> _The problem_
Reproduce the material below with "name" swapped for "label" wherever it occurs. Change nothing else.

[Entries drawn from a collection]
>> START
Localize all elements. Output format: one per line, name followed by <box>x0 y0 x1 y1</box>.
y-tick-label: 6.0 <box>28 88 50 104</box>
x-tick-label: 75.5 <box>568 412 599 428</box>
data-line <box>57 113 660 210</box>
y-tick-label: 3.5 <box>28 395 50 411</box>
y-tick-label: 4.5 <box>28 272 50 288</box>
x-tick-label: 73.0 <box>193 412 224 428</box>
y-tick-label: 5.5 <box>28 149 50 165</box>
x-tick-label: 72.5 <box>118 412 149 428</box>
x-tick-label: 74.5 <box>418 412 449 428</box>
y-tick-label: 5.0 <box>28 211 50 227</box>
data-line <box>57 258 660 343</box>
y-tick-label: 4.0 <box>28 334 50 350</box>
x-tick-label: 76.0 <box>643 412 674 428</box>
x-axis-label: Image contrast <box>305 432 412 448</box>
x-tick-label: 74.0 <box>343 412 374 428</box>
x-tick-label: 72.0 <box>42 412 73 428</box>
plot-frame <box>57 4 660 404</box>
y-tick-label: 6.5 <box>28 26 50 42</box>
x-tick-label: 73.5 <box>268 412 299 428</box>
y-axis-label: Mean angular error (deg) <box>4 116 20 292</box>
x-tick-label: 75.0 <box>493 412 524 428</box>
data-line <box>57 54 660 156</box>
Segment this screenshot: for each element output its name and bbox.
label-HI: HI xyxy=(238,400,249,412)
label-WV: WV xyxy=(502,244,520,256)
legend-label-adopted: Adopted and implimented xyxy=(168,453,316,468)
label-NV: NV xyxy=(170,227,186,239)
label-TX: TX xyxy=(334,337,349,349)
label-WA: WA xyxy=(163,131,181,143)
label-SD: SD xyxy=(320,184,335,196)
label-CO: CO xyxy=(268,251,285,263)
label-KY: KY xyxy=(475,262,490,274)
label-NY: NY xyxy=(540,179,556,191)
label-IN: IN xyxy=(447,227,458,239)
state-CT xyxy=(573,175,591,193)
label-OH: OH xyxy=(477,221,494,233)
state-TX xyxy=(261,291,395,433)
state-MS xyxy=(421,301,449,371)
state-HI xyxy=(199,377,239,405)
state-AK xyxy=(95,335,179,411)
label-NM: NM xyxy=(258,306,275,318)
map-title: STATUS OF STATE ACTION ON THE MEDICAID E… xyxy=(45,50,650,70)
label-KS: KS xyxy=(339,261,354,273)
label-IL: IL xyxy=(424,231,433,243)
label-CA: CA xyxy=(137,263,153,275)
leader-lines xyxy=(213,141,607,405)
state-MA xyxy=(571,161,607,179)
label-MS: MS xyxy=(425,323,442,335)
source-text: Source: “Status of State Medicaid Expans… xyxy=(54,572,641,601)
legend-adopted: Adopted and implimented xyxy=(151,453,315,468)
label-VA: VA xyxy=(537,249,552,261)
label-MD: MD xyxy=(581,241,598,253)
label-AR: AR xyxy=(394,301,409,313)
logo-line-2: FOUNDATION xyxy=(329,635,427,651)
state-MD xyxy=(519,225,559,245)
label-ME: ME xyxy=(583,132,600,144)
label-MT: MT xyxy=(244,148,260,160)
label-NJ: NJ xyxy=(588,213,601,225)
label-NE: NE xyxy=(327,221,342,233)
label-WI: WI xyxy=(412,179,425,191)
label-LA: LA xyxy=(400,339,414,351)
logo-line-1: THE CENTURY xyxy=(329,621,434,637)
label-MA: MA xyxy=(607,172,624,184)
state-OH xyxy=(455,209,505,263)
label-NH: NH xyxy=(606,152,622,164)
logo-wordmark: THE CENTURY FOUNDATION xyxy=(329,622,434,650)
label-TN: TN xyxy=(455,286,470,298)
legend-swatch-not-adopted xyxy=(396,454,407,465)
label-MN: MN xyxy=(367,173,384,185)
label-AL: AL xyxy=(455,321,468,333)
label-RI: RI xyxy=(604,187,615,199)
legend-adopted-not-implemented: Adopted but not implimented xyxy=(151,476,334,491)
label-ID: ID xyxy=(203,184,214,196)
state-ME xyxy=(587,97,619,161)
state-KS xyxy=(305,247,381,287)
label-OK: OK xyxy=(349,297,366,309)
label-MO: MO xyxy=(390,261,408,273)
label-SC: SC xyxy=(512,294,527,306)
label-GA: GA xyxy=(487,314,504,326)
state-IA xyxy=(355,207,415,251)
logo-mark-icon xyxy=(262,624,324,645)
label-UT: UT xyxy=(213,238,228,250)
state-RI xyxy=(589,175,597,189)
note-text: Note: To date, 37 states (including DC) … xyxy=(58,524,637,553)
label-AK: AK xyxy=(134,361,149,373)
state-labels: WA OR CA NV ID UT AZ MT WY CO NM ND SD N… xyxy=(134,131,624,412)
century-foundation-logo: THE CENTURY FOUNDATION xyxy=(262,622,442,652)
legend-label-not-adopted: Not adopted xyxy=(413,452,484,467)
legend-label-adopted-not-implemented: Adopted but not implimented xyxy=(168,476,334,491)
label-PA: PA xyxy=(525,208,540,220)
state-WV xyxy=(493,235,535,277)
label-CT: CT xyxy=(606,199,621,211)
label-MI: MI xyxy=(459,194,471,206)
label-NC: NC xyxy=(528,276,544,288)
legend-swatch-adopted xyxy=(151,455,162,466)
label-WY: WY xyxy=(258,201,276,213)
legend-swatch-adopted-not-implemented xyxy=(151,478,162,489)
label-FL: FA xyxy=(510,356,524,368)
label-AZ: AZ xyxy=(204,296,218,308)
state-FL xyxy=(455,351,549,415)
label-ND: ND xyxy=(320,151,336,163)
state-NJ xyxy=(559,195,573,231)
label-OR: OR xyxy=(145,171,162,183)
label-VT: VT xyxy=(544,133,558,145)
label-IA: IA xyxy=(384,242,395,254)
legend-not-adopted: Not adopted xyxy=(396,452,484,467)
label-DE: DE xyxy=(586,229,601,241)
>> END
> _Result of this task_
Localize all elements. Output format: one per line, label followed by <box>x0 y0 x1 y1</box>.
y-tick-label: 6.0 <box>28 88 50 104</box>
x-tick-label: 75.5 <box>568 412 599 428</box>
data-line <box>57 113 660 210</box>
y-tick-label: 3.5 <box>28 395 50 411</box>
y-tick-label: 4.5 <box>28 272 50 288</box>
x-tick-label: 73.0 <box>193 412 224 428</box>
y-tick-label: 5.5 <box>28 149 50 165</box>
x-tick-label: 72.5 <box>118 412 149 428</box>
x-tick-label: 74.5 <box>418 412 449 428</box>
y-tick-label: 5.0 <box>28 211 50 227</box>
data-line <box>57 258 660 343</box>
y-tick-label: 4.0 <box>28 334 50 350</box>
x-tick-label: 76.0 <box>643 412 674 428</box>
x-axis-label: Image contrast <box>305 432 412 448</box>
x-tick-label: 74.0 <box>343 412 374 428</box>
x-tick-label: 72.0 <box>42 412 73 428</box>
plot-frame <box>57 4 660 404</box>
y-tick-label: 6.5 <box>28 26 50 42</box>
x-tick-label: 73.5 <box>268 412 299 428</box>
y-axis-label: Mean angular error (deg) <box>4 116 20 292</box>
x-tick-label: 75.0 <box>493 412 524 428</box>
data-line <box>57 54 660 156</box>
Segment this screenshot: for each element output its label and bbox.
label-HI: HI xyxy=(238,400,249,412)
label-WV: WV xyxy=(502,244,520,256)
legend-label-adopted: Adopted and implimented xyxy=(168,453,316,468)
label-NV: NV xyxy=(170,227,186,239)
label-TX: TX xyxy=(334,337,349,349)
label-WA: WA xyxy=(163,131,181,143)
label-SD: SD xyxy=(320,184,335,196)
label-CO: CO xyxy=(268,251,285,263)
label-KY: KY xyxy=(475,262,490,274)
label-NY: NY xyxy=(540,179,556,191)
label-IN: IN xyxy=(447,227,458,239)
state-CT xyxy=(573,175,591,193)
label-OH: OH xyxy=(477,221,494,233)
state-TX xyxy=(261,291,395,433)
state-MS xyxy=(421,301,449,371)
state-HI xyxy=(199,377,239,405)
state-AK xyxy=(95,335,179,411)
label-NM: NM xyxy=(258,306,275,318)
map-title: STATUS OF STATE ACTION ON THE MEDICAID E… xyxy=(45,50,650,70)
label-KS: KS xyxy=(339,261,354,273)
label-IL: IL xyxy=(424,231,433,243)
label-CA: CA xyxy=(137,263,153,275)
leader-lines xyxy=(213,141,607,405)
state-MA xyxy=(571,161,607,179)
label-MS: MS xyxy=(425,323,442,335)
source-text: Source: “Status of State Medicaid Expans… xyxy=(54,572,641,601)
legend-adopted: Adopted and implimented xyxy=(151,453,315,468)
label-VA: VA xyxy=(537,249,552,261)
label-MD: MD xyxy=(581,241,598,253)
label-AR: AR xyxy=(394,301,409,313)
logo-line-2: FOUNDATION xyxy=(329,635,427,651)
state-MD xyxy=(519,225,559,245)
label-ME: ME xyxy=(583,132,600,144)
label-MT: MT xyxy=(244,148,260,160)
label-NJ: NJ xyxy=(588,213,601,225)
label-NE: NE xyxy=(327,221,342,233)
label-WI: WI xyxy=(412,179,425,191)
label-LA: LA xyxy=(400,339,414,351)
logo-line-1: THE CENTURY xyxy=(329,621,434,637)
label-MA: MA xyxy=(607,172,624,184)
state-OH xyxy=(455,209,505,263)
label-NH: NH xyxy=(606,152,622,164)
logo-wordmark: THE CENTURY FOUNDATION xyxy=(329,622,434,650)
label-TN: TN xyxy=(455,286,470,298)
legend-swatch-not-adopted xyxy=(396,454,407,465)
label-MN: MN xyxy=(367,173,384,185)
label-AL: AL xyxy=(455,321,468,333)
label-RI: RI xyxy=(604,187,615,199)
legend-adopted-not-implemented: Adopted but not implimented xyxy=(151,476,334,491)
label-ID: ID xyxy=(203,184,214,196)
state-ME xyxy=(587,97,619,161)
state-KS xyxy=(305,247,381,287)
label-OK: OK xyxy=(349,297,366,309)
label-MO: MO xyxy=(390,261,408,273)
label-SC: SC xyxy=(512,294,527,306)
label-GA: GA xyxy=(487,314,504,326)
state-IA xyxy=(355,207,415,251)
logo-mark-icon xyxy=(262,624,324,645)
label-UT: UT xyxy=(213,238,228,250)
state-RI xyxy=(589,175,597,189)
note-text: Note: To date, 37 states (including DC) … xyxy=(58,524,637,553)
label-AK: AK xyxy=(134,361,149,373)
state-labels: WA OR CA NV ID UT AZ MT WY CO NM ND SD N… xyxy=(134,131,624,412)
century-foundation-logo: THE CENTURY FOUNDATION xyxy=(262,622,442,652)
legend-label-not-adopted: Not adopted xyxy=(413,452,484,467)
legend-label-adopted-not-implemented: Adopted but not implimented xyxy=(168,476,334,491)
label-PA: PA xyxy=(525,208,540,220)
state-WV xyxy=(493,235,535,277)
label-CT: CT xyxy=(606,199,621,211)
label-MI: MI xyxy=(459,194,471,206)
label-NC: NC xyxy=(528,276,544,288)
legend-swatch-adopted xyxy=(151,455,162,466)
label-WY: WY xyxy=(258,201,276,213)
legend-swatch-adopted-not-implemented xyxy=(151,478,162,489)
label-FL: FA xyxy=(510,356,524,368)
label-AZ: AZ xyxy=(204,296,218,308)
state-FL xyxy=(455,351,549,415)
label-ND: ND xyxy=(320,151,336,163)
state-NJ xyxy=(559,195,573,231)
label-OR: OR xyxy=(145,171,162,183)
label-VT: VT xyxy=(544,133,558,145)
label-IA: IA xyxy=(384,242,395,254)
legend-not-adopted: Not adopted xyxy=(396,452,484,467)
label-DE: DE xyxy=(586,229,601,241)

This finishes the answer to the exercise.